--- WHAT YOU NEED TO DO ---
Gather all lines containing the string "learned" and copy them out.

Records that describe figures

┄┄┄┄┄┄┄┄┄┄

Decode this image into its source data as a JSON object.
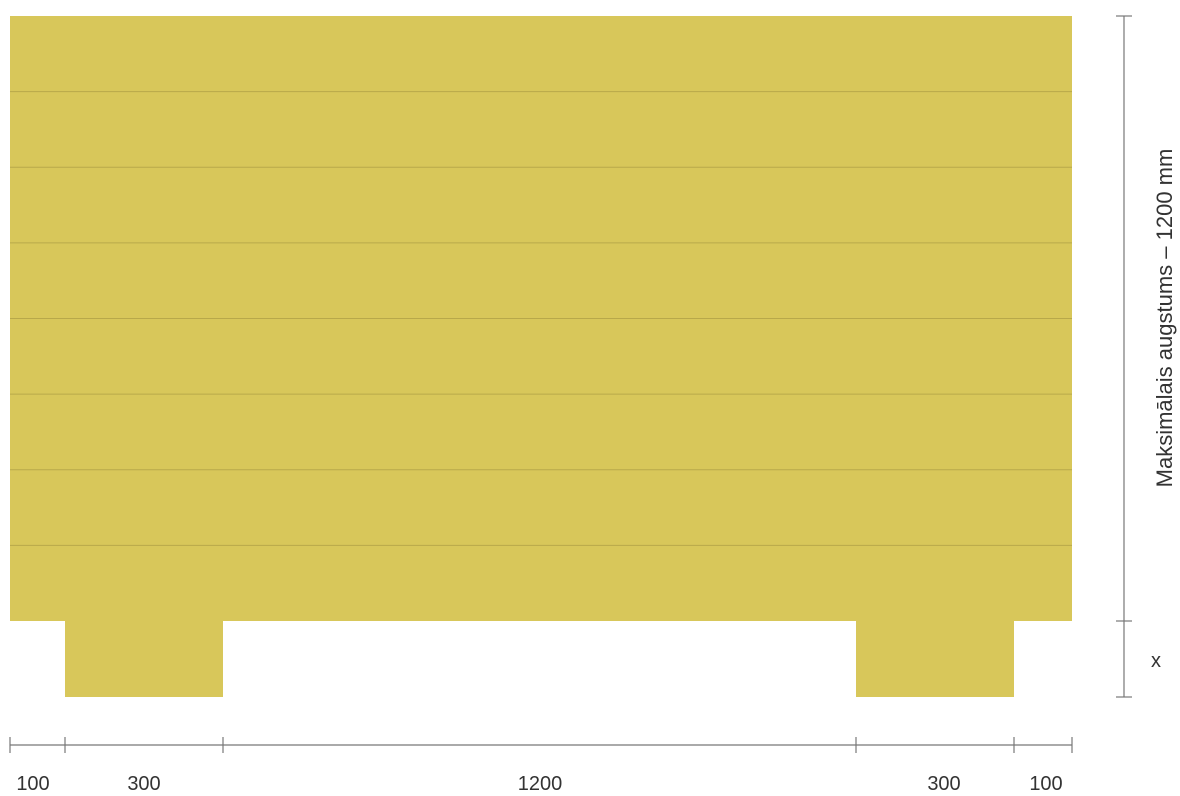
{
  "diagram": {
    "colors": {
      "panel": "#d8c75a",
      "plank_line": "#b8a84a",
      "dimension_line": "#777777",
      "text": "#333333"
    },
    "panel": {
      "plank_count": 8
    },
    "bottom_dimensions": [
      {
        "label": "100",
        "value": 100
      },
      {
        "label": "300",
        "value": 300
      },
      {
        "label": "1200",
        "value": 1200
      },
      {
        "label": "300",
        "value": 300
      },
      {
        "label": "100",
        "value": 100
      }
    ],
    "right_dimensions": {
      "height_label": "Maksimālais augstums – 1200 mm",
      "gap_label": "x"
    }
  }
}
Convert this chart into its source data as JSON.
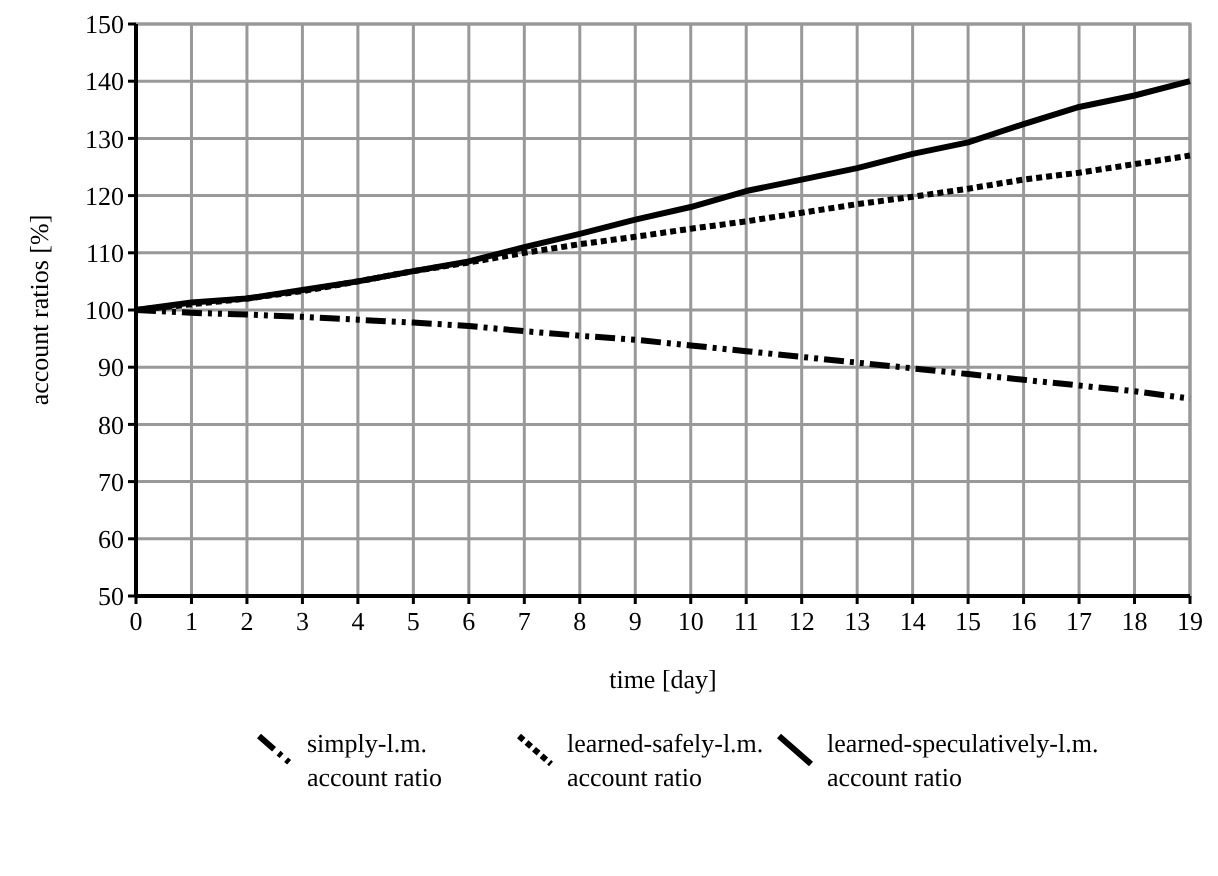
{
  "chart_data": {
    "type": "line",
    "xlabel": "time [day]",
    "ylabel": "account ratios [%]",
    "x": [
      0,
      1,
      2,
      3,
      4,
      5,
      6,
      7,
      8,
      9,
      10,
      11,
      12,
      13,
      14,
      15,
      16,
      17,
      18,
      19
    ],
    "xlim": [
      0,
      19
    ],
    "xticks": [
      0,
      1,
      2,
      3,
      4,
      5,
      6,
      7,
      8,
      9,
      10,
      11,
      12,
      13,
      14,
      15,
      16,
      17,
      18,
      19
    ],
    "ylim": [
      50,
      150
    ],
    "yticks": [
      50,
      60,
      70,
      80,
      90,
      100,
      110,
      120,
      130,
      140,
      150
    ],
    "grid": true,
    "legend": "bottom",
    "marker": "none",
    "series": [
      {
        "name": "simply-l.m. account ratio",
        "color": "#000000",
        "line_style": "dashed",
        "values": [
          100,
          99.5,
          99.2,
          98.8,
          98.3,
          97.8,
          97.2,
          96.3,
          95.5,
          94.8,
          93.8,
          92.8,
          91.8,
          90.8,
          89.8,
          88.8,
          87.8,
          86.8,
          85.8,
          84.5
        ]
      },
      {
        "name": "learned-safely-l.m. account ratio",
        "color": "#000000",
        "line_style": "dotted",
        "values": [
          100,
          101,
          102,
          103.3,
          105,
          106.8,
          108.3,
          110,
          111.5,
          112.8,
          114.2,
          115.5,
          117,
          118.5,
          119.8,
          121.2,
          122.8,
          124,
          125.5,
          127
        ]
      },
      {
        "name": "learned-speculatively-l.m. account ratio",
        "color": "#000000",
        "line_style": "solid",
        "values": [
          100,
          101.3,
          102,
          103.5,
          105,
          106.8,
          108.5,
          111,
          113.3,
          115.8,
          118,
          120.8,
          122.8,
          124.8,
          127.3,
          129.3,
          132.5,
          135.5,
          137.5,
          140
        ]
      }
    ]
  }
}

┄┄┄┄┄┄┄┄┄┄

--- RESULT ---
        "name": "learned-safely-l.m. account ratio",
        "name": "learned-speculatively-l.m. account ratio",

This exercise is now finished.